**Job**
Would it be possible to write out each entry below exactly, without the pictures?

**Input for this task**
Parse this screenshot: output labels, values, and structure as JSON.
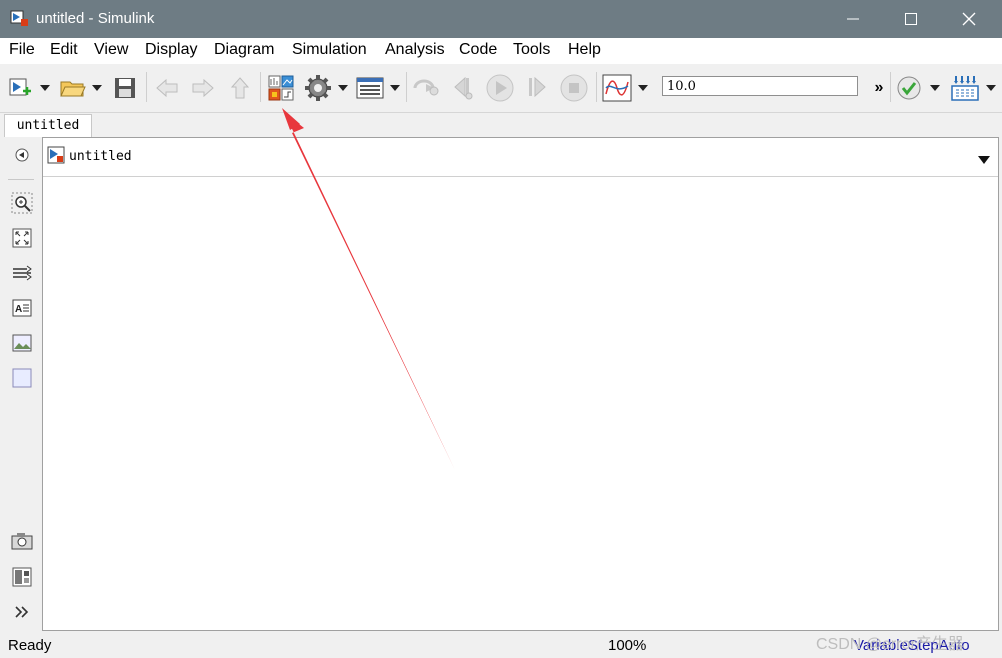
{
  "window": {
    "title": "untitled - Simulink"
  },
  "menu": [
    {
      "label": "File"
    },
    {
      "label": "Edit"
    },
    {
      "label": "View"
    },
    {
      "label": "Display"
    },
    {
      "label": "Diagram"
    },
    {
      "label": "Simulation"
    },
    {
      "label": "Analysis"
    },
    {
      "label": "Code"
    },
    {
      "label": "Tools"
    },
    {
      "label": "Help"
    }
  ],
  "toolbar": {
    "stop_time": "10.0",
    "overflow": "»",
    "icons": [
      "new-model-icon",
      "open-icon",
      "save-icon",
      "back-icon",
      "forward-icon",
      "up-icon",
      "library-browser-icon",
      "model-config-icon",
      "model-explorer-icon",
      "step-back-icon",
      "step-back-icon",
      "run-icon",
      "step-forward-icon",
      "stop-icon",
      "scope-icon",
      "check-icon",
      "build-icon"
    ]
  },
  "tab": {
    "label": "untitled"
  },
  "breadcrumb": {
    "label": "untitled"
  },
  "status": {
    "ready": "Ready",
    "zoom": "100%",
    "solver": "VariableStepAuto"
  },
  "watermark": "CSDN @error产生器",
  "colors": {
    "titlebar": "#6e7c84",
    "annotation_arrow": "#e8373d",
    "solver_text": "#1a1aa6"
  }
}
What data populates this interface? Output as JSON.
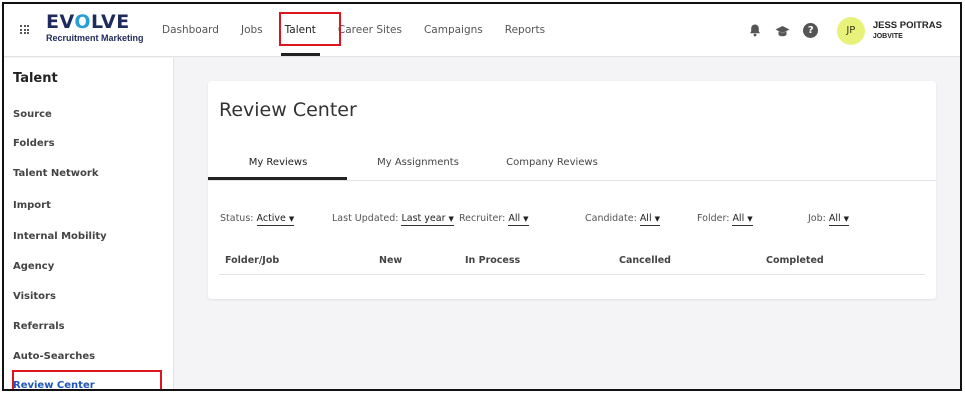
{
  "brand": {
    "logo_main_a": "EV",
    "logo_main_accent": "O",
    "logo_main_b": "LVE",
    "logo_sub": "Recruitment Marketing"
  },
  "nav": {
    "items": [
      {
        "label": "Dashboard"
      },
      {
        "label": "Jobs"
      },
      {
        "label": "Talent",
        "active": true
      },
      {
        "label": "Career Sites"
      },
      {
        "label": "Campaigns"
      },
      {
        "label": "Reports"
      }
    ],
    "user": {
      "initials": "JP",
      "name": "JESS POITRAS",
      "org": "JOBVITE"
    },
    "icons": [
      "bell-icon",
      "graduation-cap-icon",
      "help-icon"
    ]
  },
  "sidebar": {
    "title": "Talent",
    "items": [
      {
        "label": "Source"
      },
      {
        "label": "Folders"
      },
      {
        "label": "Talent Network"
      },
      {
        "label": "Import"
      },
      {
        "label": "Internal Mobility"
      },
      {
        "label": "Agency"
      },
      {
        "label": "Visitors"
      },
      {
        "label": "Referrals"
      },
      {
        "label": "Auto-Searches"
      },
      {
        "label": "Review Center",
        "active": true
      }
    ]
  },
  "main": {
    "title": "Review Center",
    "tabs": [
      {
        "label": "My Reviews",
        "active": true
      },
      {
        "label": "My Assignments"
      },
      {
        "label": "Company Reviews"
      }
    ],
    "filters": [
      {
        "label": "Status:",
        "value": "Active"
      },
      {
        "label": "Last Updated:",
        "value": "Last year"
      },
      {
        "label": "Recruiter:",
        "value": "All"
      },
      {
        "label": "Candidate:",
        "value": "All"
      },
      {
        "label": "Folder:",
        "value": "All"
      },
      {
        "label": "Job:",
        "value": "All"
      }
    ],
    "columns": [
      "Folder/Job",
      "New",
      "In Process",
      "Cancelled",
      "Completed"
    ]
  },
  "colors": {
    "highlight": "#e0141e",
    "accent": "#1f56b8",
    "avatar_bg": "#e8f27a"
  }
}
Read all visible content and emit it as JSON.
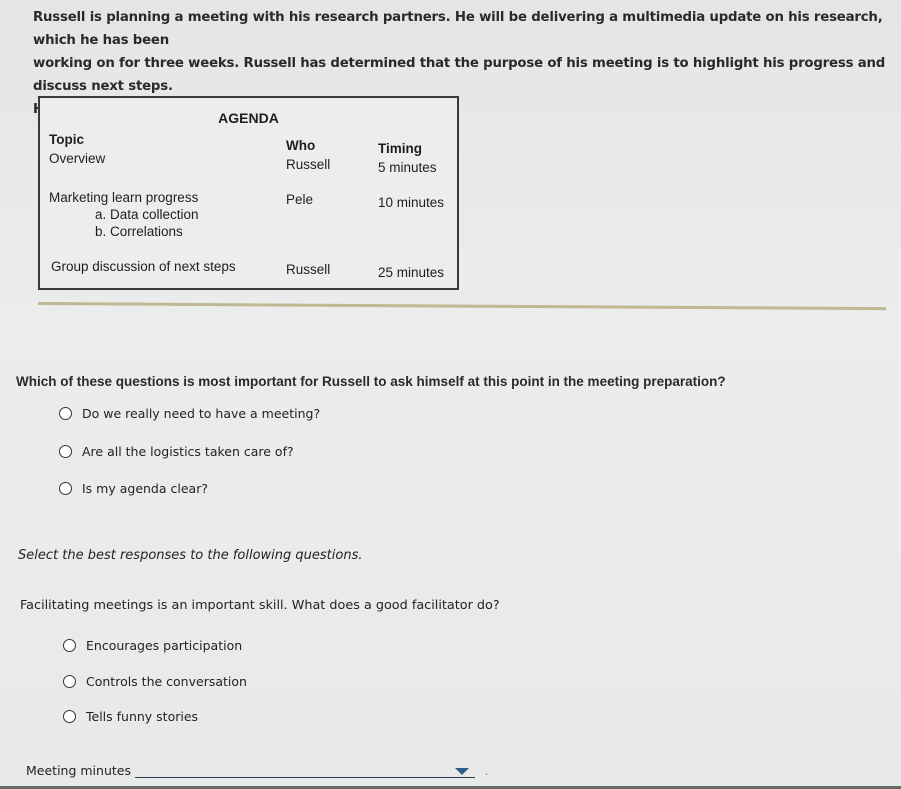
{
  "intro": {
    "lines": [
      "Russell is planning a meeting with his research partners. He will be delivering a multimedia update on his research, which he has been",
      "working on for three weeks. Russell has determined that the purpose of his meeting is to highlight his progress and discuss next steps.",
      "He is satisfied with his agenda:"
    ]
  },
  "agenda": {
    "title": "AGENDA",
    "headers": {
      "topic": "Topic",
      "who": "Who",
      "timing": "Timing"
    },
    "rows": [
      {
        "topic": "Overview",
        "who": "Russell",
        "timing": "5 minutes",
        "subitems": []
      },
      {
        "topic": "Marketing learn progress",
        "who": "Pele",
        "timing": "10 minutes",
        "subitems": [
          "a. Data collection",
          "b. Correlations"
        ]
      },
      {
        "topic": "Group discussion of next steps",
        "who": "Russell",
        "timing": "25 minutes",
        "subitems": []
      }
    ]
  },
  "question1": {
    "prompt": "Which of these questions is most important for Russell to ask himself at this point in the meeting preparation?",
    "options": [
      "Do we really need to have a meeting?",
      "Are all the logistics taken care of?",
      "Is my agenda clear?"
    ],
    "selected": null
  },
  "instructions": "Select the best responses to the following questions.",
  "question2": {
    "prompt": "Facilitating meetings is an important skill. What does a good facilitator do?",
    "options": [
      "Encourages participation",
      "Controls the conversation",
      "Tells funny stories"
    ],
    "selected": null
  },
  "dropdown": {
    "label": "Meeting minutes",
    "value": "",
    "suffix": "."
  }
}
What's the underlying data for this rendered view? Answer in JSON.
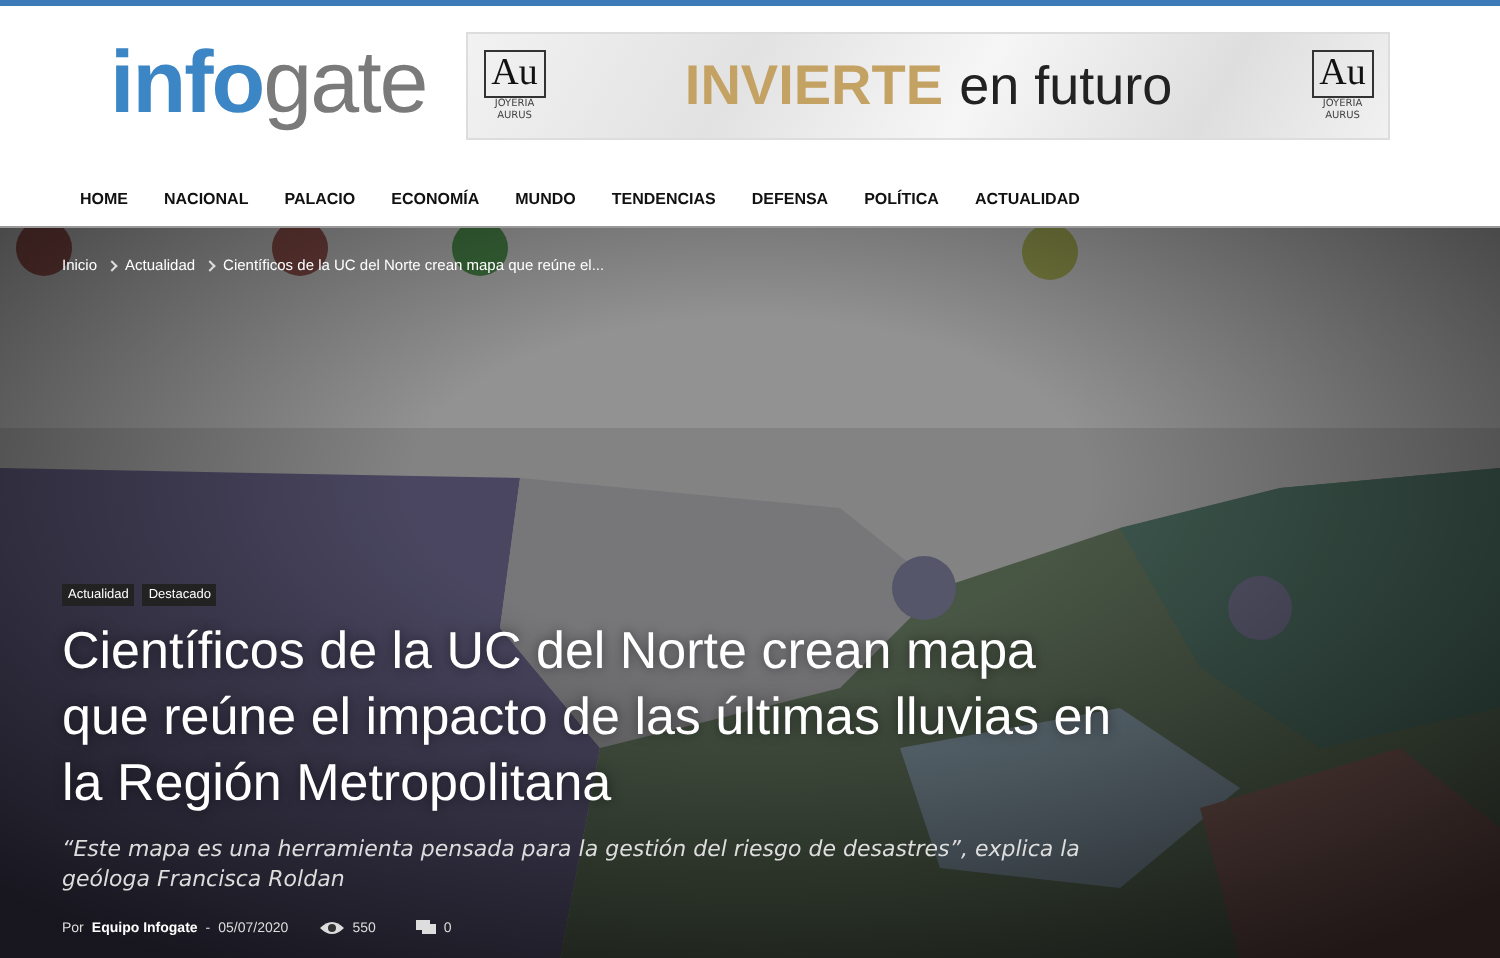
{
  "logo": {
    "accent": "info",
    "rest": "gate"
  },
  "ad": {
    "brands": [
      {
        "mark": "Au",
        "name": "JOYERÍA AURUS"
      },
      {
        "mark": "Au",
        "name": "JOYERÍA AURUS"
      }
    ],
    "headline": "INVIERTE",
    "tagline": "en futuro"
  },
  "nav": [
    "HOME",
    "NACIONAL",
    "PALACIO",
    "ECONOMÍA",
    "MUNDO",
    "TENDENCIAS",
    "DEFENSA",
    "POLÍTICA",
    "ACTUALIDAD"
  ],
  "breadcrumb": [
    "Inicio",
    "Actualidad",
    "Científicos de la UC del Norte crean mapa que reúne el..."
  ],
  "article": {
    "tags": [
      "Actualidad",
      "Destacado"
    ],
    "title": "Científicos de la UC del Norte crean mapa que reúne el impacto de las últimas lluvias en la Región Metropolitana",
    "subtitle": "“Este mapa es una herramienta pensada para la gestión del riesgo de desastres”, explica la geóloga Francisca Roldan",
    "by": "Por",
    "author": "Equipo Infogate",
    "separator": "-",
    "date": "05/07/2020",
    "views": "550",
    "comments": "0"
  }
}
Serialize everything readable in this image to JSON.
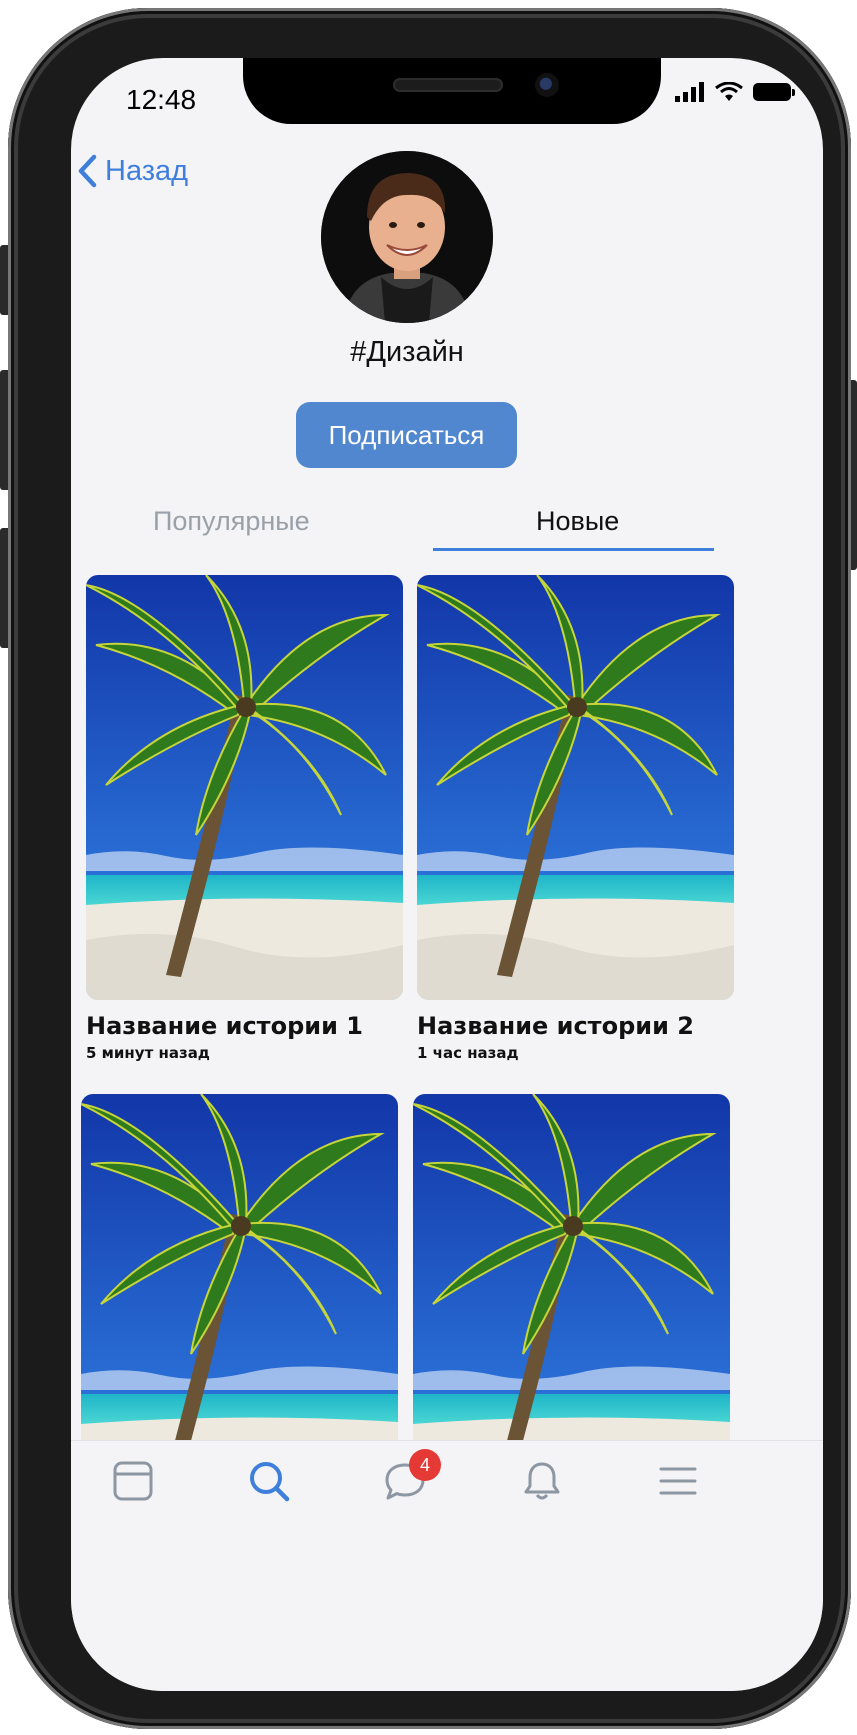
{
  "status_bar": {
    "time": "12:48"
  },
  "header": {
    "back_label": "Назад",
    "channel_title": "#Дизайн",
    "subscribe_label": "Подписаться"
  },
  "tabs": [
    {
      "label": "Популярные",
      "active": false
    },
    {
      "label": "Новые",
      "active": true
    }
  ],
  "stories": [
    {
      "title": "Название истории 1",
      "time": "5 минут назад"
    },
    {
      "title": "Название истории 2",
      "time": "1 час назад"
    },
    {
      "title": "",
      "time": ""
    },
    {
      "title": "",
      "time": ""
    }
  ],
  "tabbar": {
    "items": [
      "feed-icon",
      "search-icon",
      "messages-icon",
      "bell-icon",
      "menu-icon"
    ],
    "messages_badge": "4",
    "active_item": "search-icon"
  },
  "colors": {
    "accent": "#3f7fdc",
    "button": "#5087cf",
    "badge": "#e53935",
    "background": "#f4f4f6"
  }
}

**Response**
Parse this screenshot: output labels, values, and structure as JSON.
{
  "window": {
    "title": "untitled - Simulink"
  },
  "menu": [
    {
      "label": "File"
    },
    {
      "label": "Edit"
    },
    {
      "label": "View"
    },
    {
      "label": "Display"
    },
    {
      "label": "Diagram"
    },
    {
      "label": "Simulation"
    },
    {
      "label": "Analysis"
    },
    {
      "label": "Code"
    },
    {
      "label": "Tools"
    },
    {
      "label": "Help"
    }
  ],
  "toolbar": {
    "stop_time": "10.0",
    "overflow": "»",
    "icons": [
      "new-model-icon",
      "open-icon",
      "save-icon",
      "back-icon",
      "forward-icon",
      "up-icon",
      "library-browser-icon",
      "model-config-icon",
      "model-explorer-icon",
      "step-back-icon",
      "step-back-icon",
      "run-icon",
      "step-forward-icon",
      "stop-icon",
      "scope-icon",
      "check-icon",
      "build-icon"
    ]
  },
  "tab": {
    "label": "untitled"
  },
  "breadcrumb": {
    "label": "untitled"
  },
  "status": {
    "ready": "Ready",
    "zoom": "100%",
    "solver": "VariableStepAuto"
  },
  "watermark": "CSDN @error产生器",
  "colors": {
    "titlebar": "#6e7c84",
    "annotation_arrow": "#e8373d",
    "solver_text": "#1a1aa6"
  }
}
What data populates this interface? Output as JSON.
{
  "brand": {
    "logo_main_a": "EV",
    "logo_main_accent": "O",
    "logo_main_b": "LVE",
    "logo_sub": "Recruitment Marketing"
  },
  "nav": {
    "items": [
      {
        "label": "Dashboard"
      },
      {
        "label": "Jobs"
      },
      {
        "label": "Talent",
        "active": true
      },
      {
        "label": "Career Sites"
      },
      {
        "label": "Campaigns"
      },
      {
        "label": "Reports"
      }
    ],
    "user": {
      "initials": "JP",
      "name": "JESS POITRAS",
      "org": "JOBVITE"
    },
    "icons": [
      "bell-icon",
      "graduation-cap-icon",
      "help-icon"
    ]
  },
  "sidebar": {
    "title": "Talent",
    "items": [
      {
        "label": "Source"
      },
      {
        "label": "Folders"
      },
      {
        "label": "Talent Network"
      },
      {
        "label": "Import"
      },
      {
        "label": "Internal Mobility"
      },
      {
        "label": "Agency"
      },
      {
        "label": "Visitors"
      },
      {
        "label": "Referrals"
      },
      {
        "label": "Auto-Searches"
      },
      {
        "label": "Review Center",
        "active": true
      }
    ]
  },
  "main": {
    "title": "Review Center",
    "tabs": [
      {
        "label": "My Reviews",
        "active": true
      },
      {
        "label": "My Assignments"
      },
      {
        "label": "Company Reviews"
      }
    ],
    "filters": [
      {
        "label": "Status:",
        "value": "Active"
      },
      {
        "label": "Last Updated:",
        "value": "Last year"
      },
      {
        "label": "Recruiter:",
        "value": "All"
      },
      {
        "label": "Candidate:",
        "value": "All"
      },
      {
        "label": "Folder:",
        "value": "All"
      },
      {
        "label": "Job:",
        "value": "All"
      }
    ],
    "columns": [
      "Folder/Job",
      "New",
      "In Process",
      "Cancelled",
      "Completed"
    ]
  },
  "colors": {
    "highlight": "#e0141e",
    "accent": "#1f56b8",
    "avatar_bg": "#e8f27a"
  }
}
Read all visible content and emit it as JSON.
{
  "intro": {
    "lines": [
      "Russell is planning a meeting with his research partners. He will be delivering a multimedia update on his research, which he has been",
      "working on for three weeks. Russell has determined that the purpose of his meeting is to highlight his progress and discuss next steps.",
      "He is satisfied with his agenda:"
    ]
  },
  "agenda": {
    "title": "AGENDA",
    "headers": {
      "topic": "Topic",
      "who": "Who",
      "timing": "Timing"
    },
    "rows": [
      {
        "topic": "Overview",
        "who": "Russell",
        "timing": "5 minutes",
        "subitems": []
      },
      {
        "topic": "Marketing learn progress",
        "who": "Pele",
        "timing": "10 minutes",
        "subitems": [
          "a. Data collection",
          "b. Correlations"
        ]
      },
      {
        "topic": "Group discussion of next steps",
        "who": "Russell",
        "timing": "25 minutes",
        "subitems": []
      }
    ]
  },
  "question1": {
    "prompt": "Which of these questions is most important for Russell to ask himself at this point in the meeting preparation?",
    "options": [
      "Do we really need to have a meeting?",
      "Are all the logistics taken care of?",
      "Is my agenda clear?"
    ],
    "selected": null
  },
  "instructions": "Select the best responses to the following questions.",
  "question2": {
    "prompt": "Facilitating meetings is an important skill. What does a good facilitator do?",
    "options": [
      "Encourages participation",
      "Controls the conversation",
      "Tells funny stories"
    ],
    "selected": null
  },
  "dropdown": {
    "label": "Meeting minutes",
    "value": "",
    "suffix": "."
  }
}
What's the underlying data for this rendered view? Answer in JSON.
{
  "logo": {
    "accent": "info",
    "rest": "gate"
  },
  "ad": {
    "brands": [
      {
        "mark": "Au",
        "name": "JOYERÍA AURUS"
      },
      {
        "mark": "Au",
        "name": "JOYERÍA AURUS"
      }
    ],
    "headline": "INVIERTE",
    "tagline": "en futuro"
  },
  "nav": [
    "HOME",
    "NACIONAL",
    "PALACIO",
    "ECONOMÍA",
    "MUNDO",
    "TENDENCIAS",
    "DEFENSA",
    "POLÍTICA",
    "ACTUALIDAD"
  ],
  "breadcrumb": [
    "Inicio",
    "Actualidad",
    "Científicos de la UC del Norte crean mapa que reúne el..."
  ],
  "article": {
    "tags": [
      "Actualidad",
      "Destacado"
    ],
    "title": "Científicos de la UC del Norte crean mapa que reúne el impacto de las últimas lluvias en la Región Metropolitana",
    "subtitle": "“Este mapa es una herramienta pensada para la gestión del riesgo de desastres”, explica la geóloga Francisca Roldan",
    "by": "Por",
    "author": "Equipo Infogate",
    "separator": "-",
    "date": "05/07/2020",
    "views": "550",
    "comments": "0"
  }
}
Serialize everything readable in this image to JSON.
{
  "status_bar": {
    "time": "12:48"
  },
  "header": {
    "back_label": "Назад",
    "channel_title": "#Дизайн",
    "subscribe_label": "Подписаться"
  },
  "tabs": [
    {
      "label": "Популярные",
      "active": false
    },
    {
      "label": "Новые",
      "active": true
    }
  ],
  "stories": [
    {
      "title": "Название истории 1",
      "time": "5 минут назад"
    },
    {
      "title": "Название истории 2",
      "time": "1 час назад"
    },
    {
      "title": "",
      "time": ""
    },
    {
      "title": "",
      "time": ""
    }
  ],
  "tabbar": {
    "items": [
      "feed-icon",
      "search-icon",
      "messages-icon",
      "bell-icon",
      "menu-icon"
    ],
    "messages_badge": "4",
    "active_item": "search-icon"
  },
  "colors": {
    "accent": "#3f7fdc",
    "button": "#5087cf",
    "badge": "#e53935",
    "background": "#f4f4f6"
  }
}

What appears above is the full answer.